* Begin DATA EXCERPTS *

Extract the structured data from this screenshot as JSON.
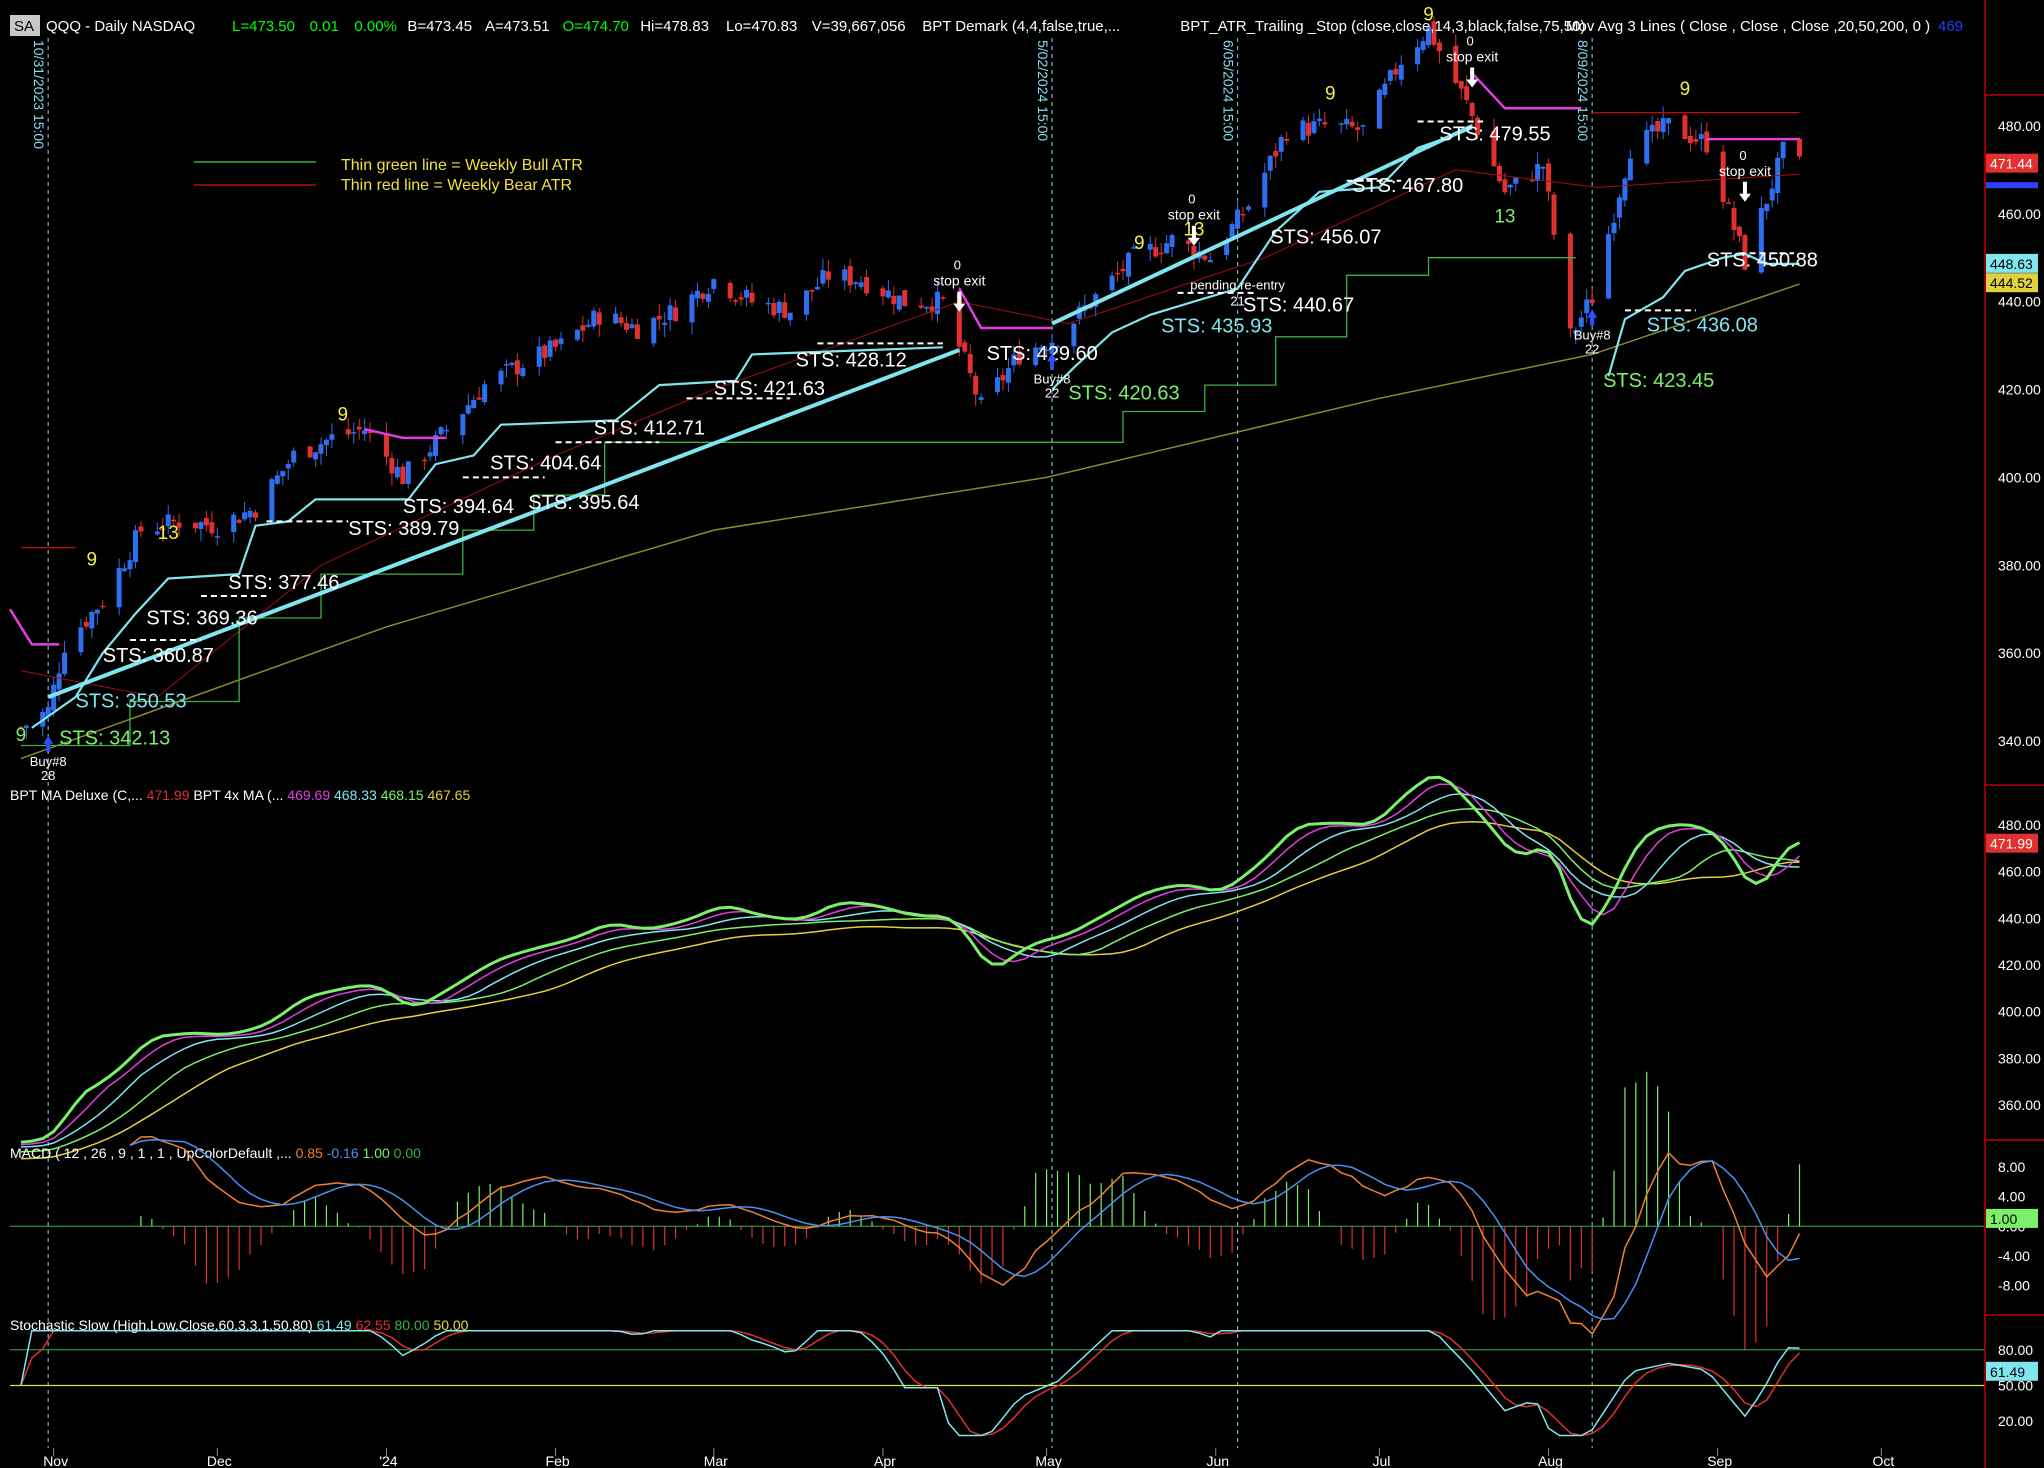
{
  "colors": {
    "bg": "#000000",
    "axis_line": "#c00000",
    "text": "#ffffff",
    "grid_text": "#ffffff",
    "up": "#2e6ff0",
    "down": "#e03030",
    "sts": "#7fe6f0",
    "sts_green": "#7cf06a",
    "magenta": "#e040e0",
    "green_atr": "#3cb040",
    "red_atr": "#b01010",
    "ma200": "#8a8a30",
    "demark9": "#f0f040",
    "demark13": "#f0f040",
    "dash": "#80e0f0"
  },
  "header": {
    "symbol_tag": "SA",
    "title": "QQQ - Daily  NASDAQ",
    "quote": [
      {
        "text": "L=473.50",
        "color": "#00ff00"
      },
      {
        "text": "0.01",
        "color": "#00ff00"
      },
      {
        "text": "0.00%",
        "color": "#00ff00"
      },
      {
        "text": "B=473.45",
        "color": "#ffffff"
      },
      {
        "text": "A=473.51",
        "color": "#ffffff"
      },
      {
        "text": "O=474.70",
        "color": "#00ff00"
      },
      {
        "text": "Hi=478.83",
        "color": "#ffffff"
      },
      {
        "text": "Lo=470.83",
        "color": "#ffffff"
      },
      {
        "text": "V=39,667,056",
        "color": "#ffffff"
      },
      {
        "text": "BPT Demark (4,4,false,true,...",
        "color": "#ffffff"
      },
      {
        "text": "BPT_ATR_Trailing _Stop (close,close,14,3,black,false,75,50)",
        "color": "#ffffff"
      }
    ],
    "right_study": "Mov Avg 3 Lines ( Close , Close , Close ,20,50,200, 0 )",
    "right_study_value": "469"
  },
  "legend_note": {
    "green_label": "Thin green line = Weekly Bull ATR",
    "red_label": "Thin red line = Weekly Bear ATR"
  },
  "chart_data": [
    {
      "type": "candlestick",
      "panel": "price",
      "y_ticks": [
        480,
        460,
        440,
        420,
        400,
        380,
        360,
        340
      ],
      "ylim": [
        330,
        500
      ],
      "last_price_labels": [
        {
          "text": "471.44",
          "color": "#e03030"
        },
        {
          "text": "448.63",
          "color": "#7fe6f0"
        },
        {
          "text": "444.52",
          "color": "#e0d040"
        }
      ],
      "x_months": [
        "Nov",
        "Dec",
        "'24",
        "Feb",
        "Mar",
        "Apr",
        "May",
        "Jun",
        "Jul",
        "Aug",
        "Sep",
        "Oct"
      ],
      "vertical_markers": [
        "10/31/2023 15:00",
        "5/02/2024 15:00",
        "6/05/2024 15:00",
        "8/09/2024 15:00"
      ],
      "close_path": [
        [
          "2023-10-26",
          343
        ],
        [
          "2023-10-31",
          347
        ],
        [
          "2023-11-03",
          362
        ],
        [
          "2023-11-10",
          372
        ],
        [
          "2023-11-17",
          388
        ],
        [
          "2023-11-24",
          390
        ],
        [
          "2023-12-01",
          389
        ],
        [
          "2023-12-08",
          393
        ],
        [
          "2023-12-15",
          405
        ],
        [
          "2023-12-22",
          409
        ],
        [
          "2023-12-28",
          411
        ],
        [
          "2024-01-04",
          400
        ],
        [
          "2024-01-10",
          408
        ],
        [
          "2024-01-19",
          421
        ],
        [
          "2024-01-26",
          426
        ],
        [
          "2024-02-02",
          430
        ],
        [
          "2024-02-09",
          437
        ],
        [
          "2024-02-16",
          434
        ],
        [
          "2024-02-23",
          438
        ],
        [
          "2024-03-01",
          445
        ],
        [
          "2024-03-08",
          440
        ],
        [
          "2024-03-15",
          438
        ],
        [
          "2024-03-22",
          446
        ],
        [
          "2024-03-28",
          445
        ],
        [
          "2024-04-05",
          440
        ],
        [
          "2024-04-12",
          440
        ],
        [
          "2024-04-19",
          416
        ],
        [
          "2024-04-26",
          428
        ],
        [
          "2024-05-03",
          432
        ],
        [
          "2024-05-10",
          441
        ],
        [
          "2024-05-17",
          450
        ],
        [
          "2024-05-24",
          454
        ],
        [
          "2024-05-31",
          450
        ],
        [
          "2024-06-07",
          462
        ],
        [
          "2024-06-14",
          479
        ],
        [
          "2024-06-21",
          480
        ],
        [
          "2024-06-28",
          479
        ],
        [
          "2024-07-05",
          495
        ],
        [
          "2024-07-10",
          502
        ],
        [
          "2024-07-17",
          485
        ],
        [
          "2024-07-24",
          465
        ],
        [
          "2024-07-31",
          471
        ],
        [
          "2024-08-05",
          432
        ],
        [
          "2024-08-09",
          441
        ],
        [
          "2024-08-16",
          475
        ],
        [
          "2024-08-23",
          480
        ],
        [
          "2024-08-30",
          476
        ],
        [
          "2024-09-06",
          449
        ],
        [
          "2024-09-13",
          474
        ],
        [
          "2024-09-16",
          471
        ]
      ],
      "sts_labels": [
        {
          "text": "STS: 342.13",
          "color": "#7cf06a"
        },
        {
          "text": "STS: 350.53",
          "color": "#7fe6f0"
        },
        {
          "text": "STS: 360.87",
          "color": "#ffffff"
        },
        {
          "text": "STS: 369.36",
          "color": "#ffffff"
        },
        {
          "text": "STS: 377.46",
          "color": "#ffffff"
        },
        {
          "text": "STS: 389.79",
          "color": "#ffffff"
        },
        {
          "text": "STS: 394.64",
          "color": "#ffffff"
        },
        {
          "text": "STS: 395.64",
          "color": "#ffffff"
        },
        {
          "text": "STS: 404.64",
          "color": "#ffffff"
        },
        {
          "text": "STS: 412.71",
          "color": "#ffffff"
        },
        {
          "text": "STS: 421.63",
          "color": "#ffffff"
        },
        {
          "text": "STS: 428.12",
          "color": "#ffffff"
        },
        {
          "text": "STS: 429.60",
          "color": "#ffffff"
        },
        {
          "text": "STS: 420.63",
          "color": "#7cf06a"
        },
        {
          "text": "STS: 435.93",
          "color": "#7fe6f0"
        },
        {
          "text": "STS: 440.67",
          "color": "#ffffff"
        },
        {
          "text": "STS: 456.07",
          "color": "#ffffff"
        },
        {
          "text": "STS: 467.80",
          "color": "#ffffff"
        },
        {
          "text": "STS: 479.55",
          "color": "#ffffff"
        },
        {
          "text": "STS: 423.45",
          "color": "#7cf06a"
        },
        {
          "text": "STS: 436.08",
          "color": "#7fe6f0"
        },
        {
          "text": "STS: 450.88",
          "color": "#ffffff"
        }
      ],
      "demark_counts": [
        {
          "text": "9",
          "color": "#7cf06a"
        },
        {
          "text": "9",
          "color": "#f0f040"
        },
        {
          "text": "13",
          "color": "#f0f040"
        },
        {
          "text": "9",
          "color": "#f0f040"
        },
        {
          "text": "9",
          "color": "#f0f040"
        },
        {
          "text": "13",
          "color": "#f0f040"
        },
        {
          "text": "9",
          "color": "#f0f040"
        },
        {
          "text": "9",
          "color": "#f0f040"
        },
        {
          "text": "13",
          "color": "#7cf06a"
        },
        {
          "text": "9",
          "color": "#f0f040"
        }
      ],
      "signals": [
        {
          "label": "Buy#8",
          "count": "28"
        },
        {
          "label": "stop exit",
          "count": "0"
        },
        {
          "label": "Buy#8",
          "count": "22"
        },
        {
          "label": "stop exit",
          "count": "0"
        },
        {
          "label": "pending re-entry",
          "count": "21"
        },
        {
          "label": "stop exit",
          "count": "0"
        },
        {
          "label": "Buy#8",
          "count": "22"
        },
        {
          "label": "stop exit",
          "count": "0"
        }
      ]
    },
    {
      "type": "line",
      "panel": "bpt_ma",
      "title": "BPT MA Deluxe (C,...",
      "title_value": "471.99",
      "title2": "BPT 4x MA (...",
      "series_values": [
        {
          "value": "469.69",
          "color": "#e040e0"
        },
        {
          "value": "468.33",
          "color": "#7fe6f0"
        },
        {
          "value": "468.15",
          "color": "#7cf06a"
        },
        {
          "value": "467.65",
          "color": "#e0d040"
        }
      ],
      "y_ticks": [
        480,
        460,
        440,
        420,
        400,
        380,
        360
      ],
      "ylim": [
        345,
        495
      ],
      "last_label": "471.99"
    },
    {
      "type": "line",
      "panel": "macd",
      "title": "MACD ( 12 , 26 , 9 , 1 , 1 , UpColorDefault ,...",
      "values": [
        {
          "value": "0.85",
          "color": "#f08030"
        },
        {
          "value": "-0.16",
          "color": "#4a90f0"
        },
        {
          "value": "1.00",
          "color": "#7cf06a"
        },
        {
          "value": "0.00",
          "color": "#3cb040"
        }
      ],
      "y_ticks": [
        "8.00",
        "4.00",
        "0.00",
        "-4.00",
        "-8.00"
      ],
      "ylim": [
        -12,
        11
      ],
      "last_label": "1.00"
    },
    {
      "type": "line",
      "panel": "stochastic",
      "title": "Stochastic Slow (High,Low,Close,60,3,3,1,50,80)",
      "values": [
        {
          "value": "61.49",
          "color": "#7fe6f0"
        },
        {
          "value": "62.55",
          "color": "#e03030"
        },
        {
          "value": "80.00",
          "color": "#3cb040"
        },
        {
          "value": "50.00",
          "color": "#e0e040"
        }
      ],
      "y_ticks": [
        "80.00",
        "50.00",
        "20.00"
      ],
      "ylim": [
        0,
        105
      ],
      "last_label": "61.49"
    }
  ]
}
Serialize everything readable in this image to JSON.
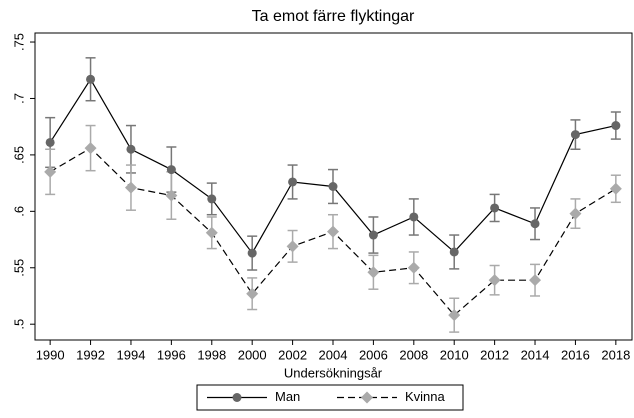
{
  "chart_data": {
    "type": "line",
    "title": "Ta emot färre flyktingar",
    "x_label": "Undersökningsår",
    "x": [
      1990,
      1992,
      1994,
      1996,
      1998,
      2000,
      2002,
      2004,
      2006,
      2008,
      2010,
      2012,
      2014,
      2016,
      2018
    ],
    "xlim": [
      1989.25,
      2018.8
    ],
    "xticks": [
      1990,
      1992,
      1994,
      1996,
      1998,
      2000,
      2002,
      2004,
      2006,
      2008,
      2010,
      2012,
      2014,
      2016,
      2018
    ],
    "ylim": [
      0.486,
      0.758
    ],
    "yticks": [
      {
        "value": 0.5,
        "label": ".5"
      },
      {
        "value": 0.55,
        "label": ".55"
      },
      {
        "value": 0.6,
        "label": ".6"
      },
      {
        "value": 0.65,
        "label": ".65"
      },
      {
        "value": 0.7,
        "label": ".7"
      },
      {
        "value": 0.75,
        "label": ".75"
      }
    ],
    "legend": "bottom",
    "series": [
      {
        "name": "Man",
        "color": "#666666",
        "line_color": "#000000",
        "error_color": "#777777",
        "line_style": "solid",
        "marker": "circle",
        "values": [
          0.661,
          0.717,
          0.655,
          0.637,
          0.611,
          0.563,
          0.626,
          0.622,
          0.579,
          0.595,
          0.564,
          0.603,
          0.589,
          0.668,
          0.676
        ],
        "errors": [
          0.022,
          0.019,
          0.021,
          0.02,
          0.014,
          0.015,
          0.015,
          0.015,
          0.016,
          0.016,
          0.015,
          0.012,
          0.014,
          0.013,
          0.012
        ]
      },
      {
        "name": "Kvinna",
        "color": "#aaaaaa",
        "line_color": "#000000",
        "error_color": "#aaaaaa",
        "line_style": "dashed",
        "marker": "diamond",
        "values": [
          0.635,
          0.656,
          0.621,
          0.614,
          0.581,
          0.527,
          0.569,
          0.582,
          0.546,
          0.55,
          0.508,
          0.539,
          0.539,
          0.598,
          0.62
        ],
        "errors": [
          0.02,
          0.02,
          0.02,
          0.021,
          0.014,
          0.014,
          0.014,
          0.015,
          0.015,
          0.014,
          0.015,
          0.013,
          0.014,
          0.013,
          0.012
        ]
      }
    ]
  }
}
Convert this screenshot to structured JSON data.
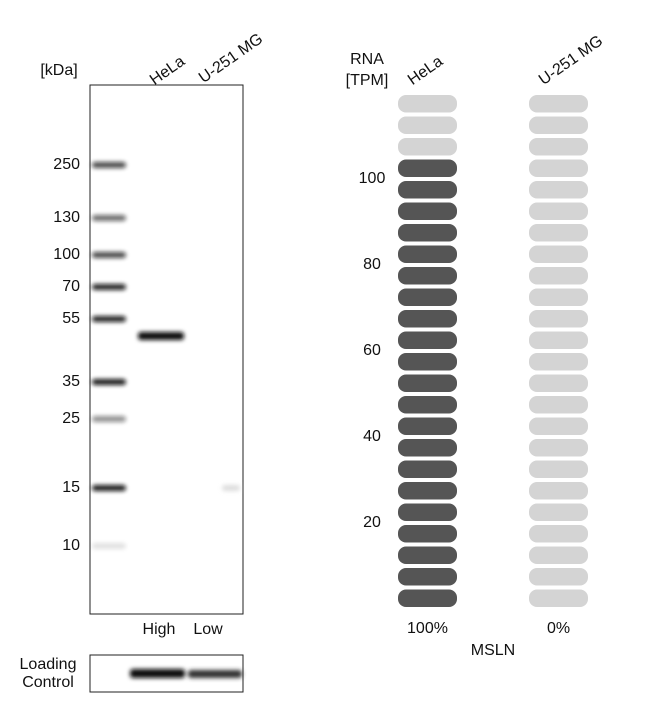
{
  "western_blot": {
    "unit_label": "[kDa]",
    "lanes": [
      "HeLa",
      "U-251 MG"
    ],
    "markers": [
      "250",
      "130",
      "100",
      "70",
      "55",
      "35",
      "25",
      "15",
      "10"
    ],
    "lane_levels": [
      "High",
      "Low"
    ],
    "loading_label": [
      "Loading",
      "Control"
    ]
  },
  "chart_data": {
    "type": "pill",
    "gene": "MSLN",
    "y_label": [
      "RNA",
      "[TPM]"
    ],
    "categories": [
      "HeLa",
      "U-251 MG"
    ],
    "values": [
      104,
      0
    ],
    "percent_labels": [
      "100%",
      "0%"
    ],
    "ylim": [
      0,
      120
    ],
    "yticks": [
      20,
      40,
      60,
      80,
      100
    ],
    "colors": {
      "filled": "#555555",
      "empty": "#d4d4d4"
    }
  }
}
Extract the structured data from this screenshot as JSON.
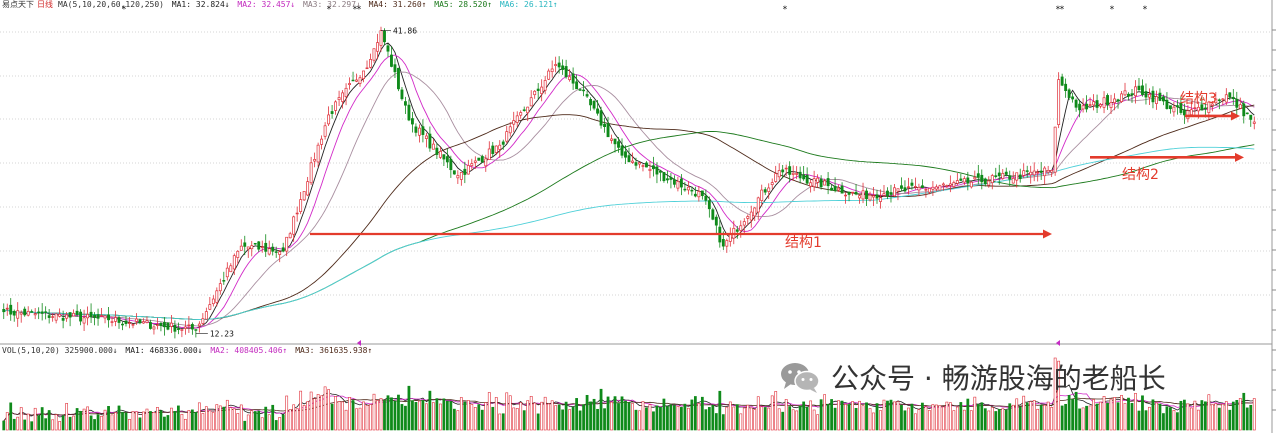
{
  "colors": {
    "up": "#e0303a",
    "down": "#0f8a1a",
    "ma5": "#222222",
    "ma10": "#d22ac8",
    "ma20": "#a98fa0",
    "ma60": "#4e2a1a",
    "ma120": "#1d7a1d",
    "ma250": "#4fd0d8",
    "arrow": "#e33b2c",
    "grid": "#c9c9c9"
  },
  "header": {
    "title_prefix": "易点天下",
    "title_period": "日线",
    "ma_params": "MA(5,10,20,60,120,250)",
    "ma1": "MA1: 32.824↓",
    "ma2": "MA2: 32.457↓",
    "ma3": "MA3: 32.297↓",
    "ma4": "MA4: 31.260↑",
    "ma5": "MA5: 28.520↑",
    "ma6": "MA6: 26.121↑"
  },
  "volume_header": {
    "params": "VOL(5,10,20) 325900.000↓",
    "ma1": "MA1: 468336.000↓",
    "ma2": "MA2: 408405.406↑",
    "ma3": "MA3: 361635.938↑"
  },
  "watermark": {
    "icon": "wechat-icon",
    "text": "公众号 · 畅游股海的老船长"
  },
  "chart_data": {
    "type": "candlestick",
    "price_range": [
      11.2,
      43.5
    ],
    "marks": {
      "high_label": "41.86",
      "low_label": "12.23"
    },
    "annotations": [
      {
        "label": "结构1",
        "level": 21.7
      },
      {
        "label": "结构2",
        "level": 29.3
      },
      {
        "label": "结构3",
        "level": 33.4
      }
    ],
    "key_points": [
      {
        "i": 0,
        "price": 14.0
      },
      {
        "i": 30,
        "price": 13.2
      },
      {
        "i": 55,
        "price": 12.23
      },
      {
        "i": 68,
        "price": 20.5
      },
      {
        "i": 80,
        "price": 20.0
      },
      {
        "i": 93,
        "price": 33.5
      },
      {
        "i": 105,
        "price": 39.0
      },
      {
        "i": 108,
        "price": 41.86
      },
      {
        "i": 116,
        "price": 33.0
      },
      {
        "i": 130,
        "price": 27.5
      },
      {
        "i": 142,
        "price": 30.5
      },
      {
        "i": 158,
        "price": 38.5
      },
      {
        "i": 165,
        "price": 36.0
      },
      {
        "i": 177,
        "price": 29.5
      },
      {
        "i": 200,
        "price": 25.5
      },
      {
        "i": 206,
        "price": 20.5
      },
      {
        "i": 222,
        "price": 28.0
      },
      {
        "i": 245,
        "price": 25.5
      },
      {
        "i": 270,
        "price": 26.5
      },
      {
        "i": 300,
        "price": 28.0
      },
      {
        "i": 302,
        "price": 37.0
      },
      {
        "i": 308,
        "price": 34.0
      },
      {
        "i": 325,
        "price": 36.0
      },
      {
        "i": 338,
        "price": 33.5
      },
      {
        "i": 350,
        "price": 35.5
      },
      {
        "i": 358,
        "price": 32.8
      }
    ]
  }
}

* End DATA EXCERPTS *

_WHAT IS NEEDED_
Isolate each line of the listing above that includes "candlestick". Copy it.

_EXPECTED ANSWER_
      "type": "candlestick",
    "type": "candlestick",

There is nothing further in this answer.